_Extracted records_

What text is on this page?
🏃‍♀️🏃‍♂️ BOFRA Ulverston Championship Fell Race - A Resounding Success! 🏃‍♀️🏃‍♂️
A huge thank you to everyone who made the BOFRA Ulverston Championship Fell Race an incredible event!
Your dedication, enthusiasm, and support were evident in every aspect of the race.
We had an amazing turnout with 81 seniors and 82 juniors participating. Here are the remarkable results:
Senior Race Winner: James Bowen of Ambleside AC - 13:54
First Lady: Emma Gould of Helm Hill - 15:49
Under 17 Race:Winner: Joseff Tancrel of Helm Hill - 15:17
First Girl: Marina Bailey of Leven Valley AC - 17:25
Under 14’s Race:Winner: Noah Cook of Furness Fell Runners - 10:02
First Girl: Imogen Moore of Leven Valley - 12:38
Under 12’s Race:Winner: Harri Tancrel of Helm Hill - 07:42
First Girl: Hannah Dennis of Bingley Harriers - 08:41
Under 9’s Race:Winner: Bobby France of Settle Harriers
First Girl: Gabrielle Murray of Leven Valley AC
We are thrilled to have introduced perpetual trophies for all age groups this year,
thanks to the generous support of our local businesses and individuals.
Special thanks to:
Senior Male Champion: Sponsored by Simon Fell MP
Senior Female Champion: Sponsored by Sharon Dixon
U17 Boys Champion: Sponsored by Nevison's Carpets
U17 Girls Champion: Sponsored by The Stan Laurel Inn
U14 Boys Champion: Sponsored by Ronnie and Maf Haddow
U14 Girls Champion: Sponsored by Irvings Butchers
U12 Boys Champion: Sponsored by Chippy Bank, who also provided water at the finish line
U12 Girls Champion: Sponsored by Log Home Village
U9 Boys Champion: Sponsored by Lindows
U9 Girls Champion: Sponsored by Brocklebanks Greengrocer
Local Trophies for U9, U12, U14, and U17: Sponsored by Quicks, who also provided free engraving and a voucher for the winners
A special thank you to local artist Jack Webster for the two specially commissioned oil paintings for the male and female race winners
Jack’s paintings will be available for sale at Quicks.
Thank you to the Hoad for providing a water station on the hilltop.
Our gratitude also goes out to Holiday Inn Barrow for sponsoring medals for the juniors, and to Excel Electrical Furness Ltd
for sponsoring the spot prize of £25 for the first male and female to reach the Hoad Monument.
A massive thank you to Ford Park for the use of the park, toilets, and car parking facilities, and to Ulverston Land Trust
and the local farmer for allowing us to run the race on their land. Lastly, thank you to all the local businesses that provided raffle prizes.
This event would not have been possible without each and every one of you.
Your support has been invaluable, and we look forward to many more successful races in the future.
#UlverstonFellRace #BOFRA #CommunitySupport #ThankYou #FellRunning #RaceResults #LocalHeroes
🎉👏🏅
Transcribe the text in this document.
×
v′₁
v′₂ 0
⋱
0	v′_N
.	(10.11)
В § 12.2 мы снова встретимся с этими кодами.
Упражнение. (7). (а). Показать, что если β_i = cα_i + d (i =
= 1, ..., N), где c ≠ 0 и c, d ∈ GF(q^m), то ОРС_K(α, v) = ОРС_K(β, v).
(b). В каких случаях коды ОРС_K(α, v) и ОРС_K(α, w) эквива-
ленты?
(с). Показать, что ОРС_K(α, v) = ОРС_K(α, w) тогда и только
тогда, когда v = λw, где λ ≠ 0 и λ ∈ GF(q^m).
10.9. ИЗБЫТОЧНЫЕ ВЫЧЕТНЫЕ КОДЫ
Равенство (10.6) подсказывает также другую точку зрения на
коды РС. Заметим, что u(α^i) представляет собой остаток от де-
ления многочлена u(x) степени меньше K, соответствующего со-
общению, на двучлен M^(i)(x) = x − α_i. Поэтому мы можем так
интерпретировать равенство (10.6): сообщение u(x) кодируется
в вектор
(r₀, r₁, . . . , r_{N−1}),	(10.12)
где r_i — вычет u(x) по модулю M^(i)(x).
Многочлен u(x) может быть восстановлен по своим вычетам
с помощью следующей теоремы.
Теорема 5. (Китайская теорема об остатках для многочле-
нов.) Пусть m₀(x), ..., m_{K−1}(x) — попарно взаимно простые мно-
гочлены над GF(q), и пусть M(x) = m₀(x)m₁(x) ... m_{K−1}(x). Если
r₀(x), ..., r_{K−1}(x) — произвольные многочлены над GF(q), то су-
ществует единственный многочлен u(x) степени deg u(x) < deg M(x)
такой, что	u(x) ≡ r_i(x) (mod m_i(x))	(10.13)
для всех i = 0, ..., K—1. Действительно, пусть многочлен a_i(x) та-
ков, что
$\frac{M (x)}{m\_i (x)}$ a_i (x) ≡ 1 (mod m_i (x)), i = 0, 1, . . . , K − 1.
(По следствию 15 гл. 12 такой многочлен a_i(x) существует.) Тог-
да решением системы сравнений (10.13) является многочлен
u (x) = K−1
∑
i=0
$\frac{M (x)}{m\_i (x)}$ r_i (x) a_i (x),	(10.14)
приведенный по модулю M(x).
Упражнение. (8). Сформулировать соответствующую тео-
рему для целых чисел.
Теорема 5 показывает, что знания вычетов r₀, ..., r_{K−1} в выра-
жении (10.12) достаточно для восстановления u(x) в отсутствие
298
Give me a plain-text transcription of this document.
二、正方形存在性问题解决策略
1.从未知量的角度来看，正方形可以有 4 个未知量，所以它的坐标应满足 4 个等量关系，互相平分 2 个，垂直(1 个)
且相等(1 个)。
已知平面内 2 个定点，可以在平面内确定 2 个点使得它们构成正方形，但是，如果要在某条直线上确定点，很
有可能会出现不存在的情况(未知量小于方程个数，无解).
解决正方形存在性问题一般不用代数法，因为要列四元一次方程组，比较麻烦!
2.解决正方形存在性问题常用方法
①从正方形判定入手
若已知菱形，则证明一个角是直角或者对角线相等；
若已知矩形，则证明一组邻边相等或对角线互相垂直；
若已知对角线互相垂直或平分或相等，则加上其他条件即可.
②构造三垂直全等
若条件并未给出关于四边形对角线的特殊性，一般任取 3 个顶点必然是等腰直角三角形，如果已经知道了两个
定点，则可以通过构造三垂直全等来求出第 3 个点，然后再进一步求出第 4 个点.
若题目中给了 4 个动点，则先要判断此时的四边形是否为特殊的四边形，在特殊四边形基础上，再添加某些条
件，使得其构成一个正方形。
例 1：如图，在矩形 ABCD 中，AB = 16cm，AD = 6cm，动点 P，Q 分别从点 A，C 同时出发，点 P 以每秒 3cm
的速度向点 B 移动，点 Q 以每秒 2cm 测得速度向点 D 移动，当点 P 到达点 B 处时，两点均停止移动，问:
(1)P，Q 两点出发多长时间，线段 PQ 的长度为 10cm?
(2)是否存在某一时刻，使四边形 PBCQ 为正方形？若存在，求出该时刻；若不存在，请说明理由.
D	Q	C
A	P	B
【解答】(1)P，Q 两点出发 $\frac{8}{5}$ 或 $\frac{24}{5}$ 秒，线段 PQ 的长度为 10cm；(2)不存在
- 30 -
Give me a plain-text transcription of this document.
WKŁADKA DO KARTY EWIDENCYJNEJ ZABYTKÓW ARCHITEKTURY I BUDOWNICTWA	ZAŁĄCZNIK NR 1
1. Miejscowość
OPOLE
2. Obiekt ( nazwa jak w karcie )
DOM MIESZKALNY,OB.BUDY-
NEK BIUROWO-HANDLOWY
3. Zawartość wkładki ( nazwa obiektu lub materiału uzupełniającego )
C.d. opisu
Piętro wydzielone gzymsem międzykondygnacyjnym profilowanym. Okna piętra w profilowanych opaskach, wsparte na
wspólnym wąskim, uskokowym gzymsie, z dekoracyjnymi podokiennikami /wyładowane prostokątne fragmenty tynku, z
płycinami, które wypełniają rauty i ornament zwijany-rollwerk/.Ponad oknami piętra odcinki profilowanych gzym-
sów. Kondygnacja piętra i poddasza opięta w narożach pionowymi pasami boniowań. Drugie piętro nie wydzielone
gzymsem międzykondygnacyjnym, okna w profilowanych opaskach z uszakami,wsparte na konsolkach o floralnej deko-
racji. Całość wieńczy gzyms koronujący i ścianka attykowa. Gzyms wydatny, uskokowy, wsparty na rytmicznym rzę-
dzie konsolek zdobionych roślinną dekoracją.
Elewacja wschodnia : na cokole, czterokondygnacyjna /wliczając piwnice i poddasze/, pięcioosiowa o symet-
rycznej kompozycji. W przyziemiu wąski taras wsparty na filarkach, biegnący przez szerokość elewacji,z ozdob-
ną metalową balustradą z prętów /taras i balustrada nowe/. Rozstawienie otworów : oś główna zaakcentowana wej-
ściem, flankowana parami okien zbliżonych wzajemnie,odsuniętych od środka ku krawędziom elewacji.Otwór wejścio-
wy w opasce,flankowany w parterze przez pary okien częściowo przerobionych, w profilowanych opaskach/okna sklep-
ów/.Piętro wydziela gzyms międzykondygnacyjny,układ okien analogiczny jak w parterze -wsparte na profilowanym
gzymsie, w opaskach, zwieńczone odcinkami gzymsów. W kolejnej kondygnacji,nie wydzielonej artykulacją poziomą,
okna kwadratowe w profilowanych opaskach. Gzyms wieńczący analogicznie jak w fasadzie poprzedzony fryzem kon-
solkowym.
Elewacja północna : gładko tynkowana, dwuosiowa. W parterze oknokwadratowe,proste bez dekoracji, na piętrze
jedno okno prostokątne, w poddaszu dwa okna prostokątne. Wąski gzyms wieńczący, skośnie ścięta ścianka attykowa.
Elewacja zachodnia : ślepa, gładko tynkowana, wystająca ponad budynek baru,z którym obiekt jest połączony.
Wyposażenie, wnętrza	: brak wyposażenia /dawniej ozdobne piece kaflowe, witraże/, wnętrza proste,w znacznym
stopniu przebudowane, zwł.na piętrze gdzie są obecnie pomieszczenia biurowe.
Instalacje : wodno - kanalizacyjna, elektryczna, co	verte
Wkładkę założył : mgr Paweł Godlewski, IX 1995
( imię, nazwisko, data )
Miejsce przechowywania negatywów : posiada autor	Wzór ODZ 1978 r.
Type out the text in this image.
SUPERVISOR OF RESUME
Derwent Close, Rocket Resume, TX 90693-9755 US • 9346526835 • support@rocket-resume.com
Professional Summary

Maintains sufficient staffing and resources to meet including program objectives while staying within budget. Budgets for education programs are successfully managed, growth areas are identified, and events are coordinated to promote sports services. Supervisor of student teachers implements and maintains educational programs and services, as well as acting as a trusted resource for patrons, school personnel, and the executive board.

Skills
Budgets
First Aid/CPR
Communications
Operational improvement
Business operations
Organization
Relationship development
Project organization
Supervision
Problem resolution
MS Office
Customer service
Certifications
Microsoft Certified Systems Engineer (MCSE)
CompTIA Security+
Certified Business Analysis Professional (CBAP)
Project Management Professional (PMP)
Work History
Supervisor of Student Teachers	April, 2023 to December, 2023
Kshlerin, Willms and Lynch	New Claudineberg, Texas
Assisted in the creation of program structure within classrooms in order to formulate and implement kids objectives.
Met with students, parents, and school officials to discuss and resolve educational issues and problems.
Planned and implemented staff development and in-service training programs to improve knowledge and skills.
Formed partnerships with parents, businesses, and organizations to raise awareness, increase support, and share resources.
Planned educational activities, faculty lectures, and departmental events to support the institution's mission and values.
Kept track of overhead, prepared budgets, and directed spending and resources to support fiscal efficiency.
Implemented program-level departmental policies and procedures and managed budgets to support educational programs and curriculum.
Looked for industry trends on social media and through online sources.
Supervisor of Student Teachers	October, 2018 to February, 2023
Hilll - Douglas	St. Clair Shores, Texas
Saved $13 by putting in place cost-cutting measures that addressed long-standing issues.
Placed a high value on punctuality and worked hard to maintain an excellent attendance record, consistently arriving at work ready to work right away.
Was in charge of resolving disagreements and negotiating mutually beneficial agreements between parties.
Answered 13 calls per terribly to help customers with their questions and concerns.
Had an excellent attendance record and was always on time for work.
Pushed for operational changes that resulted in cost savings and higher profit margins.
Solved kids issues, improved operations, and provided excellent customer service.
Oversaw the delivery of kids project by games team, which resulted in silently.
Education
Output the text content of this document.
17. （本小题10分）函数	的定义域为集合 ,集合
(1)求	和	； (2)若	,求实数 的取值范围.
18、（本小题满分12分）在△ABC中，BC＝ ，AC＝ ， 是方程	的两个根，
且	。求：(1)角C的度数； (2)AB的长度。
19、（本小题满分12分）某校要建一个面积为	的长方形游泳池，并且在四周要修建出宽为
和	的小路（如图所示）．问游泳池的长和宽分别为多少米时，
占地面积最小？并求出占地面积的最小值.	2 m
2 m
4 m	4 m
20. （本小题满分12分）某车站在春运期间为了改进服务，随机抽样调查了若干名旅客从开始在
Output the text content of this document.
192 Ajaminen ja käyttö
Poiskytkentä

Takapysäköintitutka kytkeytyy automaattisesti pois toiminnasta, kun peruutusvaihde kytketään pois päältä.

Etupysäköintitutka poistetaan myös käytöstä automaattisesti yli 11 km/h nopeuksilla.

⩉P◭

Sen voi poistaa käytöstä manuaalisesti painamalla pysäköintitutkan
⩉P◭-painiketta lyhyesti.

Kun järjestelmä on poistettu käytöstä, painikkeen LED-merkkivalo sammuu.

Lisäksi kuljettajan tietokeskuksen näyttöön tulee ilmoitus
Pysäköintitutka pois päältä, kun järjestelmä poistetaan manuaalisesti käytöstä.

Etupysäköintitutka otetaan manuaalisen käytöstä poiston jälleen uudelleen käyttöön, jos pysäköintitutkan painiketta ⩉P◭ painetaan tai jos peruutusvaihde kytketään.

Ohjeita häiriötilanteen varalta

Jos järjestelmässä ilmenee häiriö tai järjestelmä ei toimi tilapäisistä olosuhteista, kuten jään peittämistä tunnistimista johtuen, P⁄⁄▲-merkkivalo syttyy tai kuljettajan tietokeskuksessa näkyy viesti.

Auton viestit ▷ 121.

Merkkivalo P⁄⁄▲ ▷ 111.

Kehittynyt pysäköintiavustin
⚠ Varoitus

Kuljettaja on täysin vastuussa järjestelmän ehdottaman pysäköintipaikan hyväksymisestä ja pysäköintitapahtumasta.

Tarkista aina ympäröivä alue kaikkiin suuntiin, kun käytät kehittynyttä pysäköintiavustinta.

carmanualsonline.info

_To do_
Find the word "piętrze" in the data and copy out each line where it turns up.

_Completed task_
Elewacja północna : gładko tynkowana, dwuosiowa. W parterze oknokwadratowe,proste bez dekoracji, na piętrze
stopniu przebudowane, zwł.na piętrze gdzie są obecnie pomieszczenia biurowe.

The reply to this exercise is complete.